◆ **What the exercise asks**
Output the lines that follow exactly as they are.
-=-=-
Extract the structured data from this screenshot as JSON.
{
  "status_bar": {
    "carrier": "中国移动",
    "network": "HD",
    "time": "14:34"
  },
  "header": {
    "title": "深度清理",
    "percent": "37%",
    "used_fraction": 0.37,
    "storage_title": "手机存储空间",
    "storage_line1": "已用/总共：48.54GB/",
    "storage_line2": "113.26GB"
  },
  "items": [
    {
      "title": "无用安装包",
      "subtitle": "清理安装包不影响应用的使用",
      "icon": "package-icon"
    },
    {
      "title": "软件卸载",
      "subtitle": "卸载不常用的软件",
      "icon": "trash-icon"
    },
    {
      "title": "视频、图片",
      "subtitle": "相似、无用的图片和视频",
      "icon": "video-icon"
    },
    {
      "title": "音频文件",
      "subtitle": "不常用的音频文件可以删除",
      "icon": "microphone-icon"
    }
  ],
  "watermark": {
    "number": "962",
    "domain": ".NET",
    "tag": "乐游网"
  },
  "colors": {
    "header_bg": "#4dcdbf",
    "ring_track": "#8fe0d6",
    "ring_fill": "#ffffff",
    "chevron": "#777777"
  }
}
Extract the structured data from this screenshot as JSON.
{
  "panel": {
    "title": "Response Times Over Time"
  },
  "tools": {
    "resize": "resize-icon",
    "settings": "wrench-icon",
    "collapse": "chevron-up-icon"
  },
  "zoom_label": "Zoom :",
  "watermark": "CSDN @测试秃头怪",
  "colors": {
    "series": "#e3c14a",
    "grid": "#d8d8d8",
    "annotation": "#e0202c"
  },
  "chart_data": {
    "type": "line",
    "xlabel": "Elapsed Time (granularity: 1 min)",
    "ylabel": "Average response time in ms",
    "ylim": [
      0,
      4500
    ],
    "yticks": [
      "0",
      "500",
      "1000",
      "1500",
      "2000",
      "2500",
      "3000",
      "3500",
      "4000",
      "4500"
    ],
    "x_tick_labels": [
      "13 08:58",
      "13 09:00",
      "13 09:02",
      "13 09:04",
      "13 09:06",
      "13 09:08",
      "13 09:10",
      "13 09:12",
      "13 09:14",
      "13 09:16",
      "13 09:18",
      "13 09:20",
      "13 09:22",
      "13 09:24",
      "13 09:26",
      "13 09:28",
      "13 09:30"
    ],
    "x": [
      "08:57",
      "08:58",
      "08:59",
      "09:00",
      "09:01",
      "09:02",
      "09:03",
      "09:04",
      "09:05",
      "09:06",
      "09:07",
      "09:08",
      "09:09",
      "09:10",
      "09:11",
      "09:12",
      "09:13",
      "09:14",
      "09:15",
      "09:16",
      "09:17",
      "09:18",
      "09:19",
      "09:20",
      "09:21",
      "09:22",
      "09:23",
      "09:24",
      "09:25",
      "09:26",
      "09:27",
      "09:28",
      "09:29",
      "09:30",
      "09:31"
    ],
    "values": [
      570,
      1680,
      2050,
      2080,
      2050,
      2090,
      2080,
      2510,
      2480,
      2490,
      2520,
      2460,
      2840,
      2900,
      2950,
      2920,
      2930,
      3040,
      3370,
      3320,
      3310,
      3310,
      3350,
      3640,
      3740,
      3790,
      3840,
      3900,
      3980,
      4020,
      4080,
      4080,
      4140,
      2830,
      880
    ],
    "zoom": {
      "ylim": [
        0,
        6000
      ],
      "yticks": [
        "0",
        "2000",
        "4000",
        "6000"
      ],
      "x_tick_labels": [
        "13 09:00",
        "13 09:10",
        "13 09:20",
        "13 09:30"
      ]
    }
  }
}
-=-=-
◆ **The response**
Extract the structured data from this screenshot as JSON.
{
  "status_bar": {
    "carrier": "中国移动",
    "network": "HD",
    "time": "14:34"
  },
  "header": {
    "title": "深度清理",
    "percent": "37%",
    "used_fraction": 0.37,
    "storage_title": "手机存储空间",
    "storage_line1": "已用/总共：48.54GB/",
    "storage_line2": "113.26GB"
  },
  "items": [
    {
      "title": "无用安装包",
      "subtitle": "清理安装包不影响应用的使用",
      "icon": "package-icon"
    },
    {
      "title": "软件卸载",
      "subtitle": "卸载不常用的软件",
      "icon": "trash-icon"
    },
    {
      "title": "视频、图片",
      "subtitle": "相似、无用的图片和视频",
      "icon": "video-icon"
    },
    {
      "title": "音频文件",
      "subtitle": "不常用的音频文件可以删除",
      "icon": "microphone-icon"
    }
  ],
  "watermark": {
    "number": "962",
    "domain": ".NET",
    "tag": "乐游网"
  },
  "colors": {
    "header_bg": "#4dcdbf",
    "ring_track": "#8fe0d6",
    "ring_fill": "#ffffff",
    "chevron": "#777777"
  }
}
Extract the structured data from this screenshot as JSON.
{
  "panel": {
    "title": "Response Times Over Time"
  },
  "tools": {
    "resize": "resize-icon",
    "settings": "wrench-icon",
    "collapse": "chevron-up-icon"
  },
  "zoom_label": "Zoom :",
  "watermark": "CSDN @测试秃头怪",
  "colors": {
    "series": "#e3c14a",
    "grid": "#d8d8d8",
    "annotation": "#e0202c"
  },
  "chart_data": {
    "type": "line",
    "xlabel": "Elapsed Time (granularity: 1 min)",
    "ylabel": "Average response time in ms",
    "ylim": [
      0,
      4500
    ],
    "yticks": [
      "0",
      "500",
      "1000",
      "1500",
      "2000",
      "2500",
      "3000",
      "3500",
      "4000",
      "4500"
    ],
    "x_tick_labels": [
      "13 08:58",
      "13 09:00",
      "13 09:02",
      "13 09:04",
      "13 09:06",
      "13 09:08",
      "13 09:10",
      "13 09:12",
      "13 09:14",
      "13 09:16",
      "13 09:18",
      "13 09:20",
      "13 09:22",
      "13 09:24",
      "13 09:26",
      "13 09:28",
      "13 09:30"
    ],
    "x": [
      "08:57",
      "08:58",
      "08:59",
      "09:00",
      "09:01",
      "09:02",
      "09:03",
      "09:04",
      "09:05",
      "09:06",
      "09:07",
      "09:08",
      "09:09",
      "09:10",
      "09:11",
      "09:12",
      "09:13",
      "09:14",
      "09:15",
      "09:16",
      "09:17",
      "09:18",
      "09:19",
      "09:20",
      "09:21",
      "09:22",
      "09:23",
      "09:24",
      "09:25",
      "09:26",
      "09:27",
      "09:28",
      "09:29",
      "09:30",
      "09:31"
    ],
    "values": [
      570,
      1680,
      2050,
      2080,
      2050,
      2090,
      2080,
      2510,
      2480,
      2490,
      2520,
      2460,
      2840,
      2900,
      2950,
      2920,
      2930,
      3040,
      3370,
      3320,
      3310,
      3310,
      3350,
      3640,
      3740,
      3790,
      3840,
      3900,
      3980,
      4020,
      4080,
      4080,
      4140,
      2830,
      880
    ],
    "zoom": {
      "ylim": [
        0,
        6000
      ],
      "yticks": [
        "0",
        "2000",
        "4000",
        "6000"
      ],
      "x_tick_labels": [
        "13 09:00",
        "13 09:10",
        "13 09:20",
        "13 09:30"
      ]
    }
  }
}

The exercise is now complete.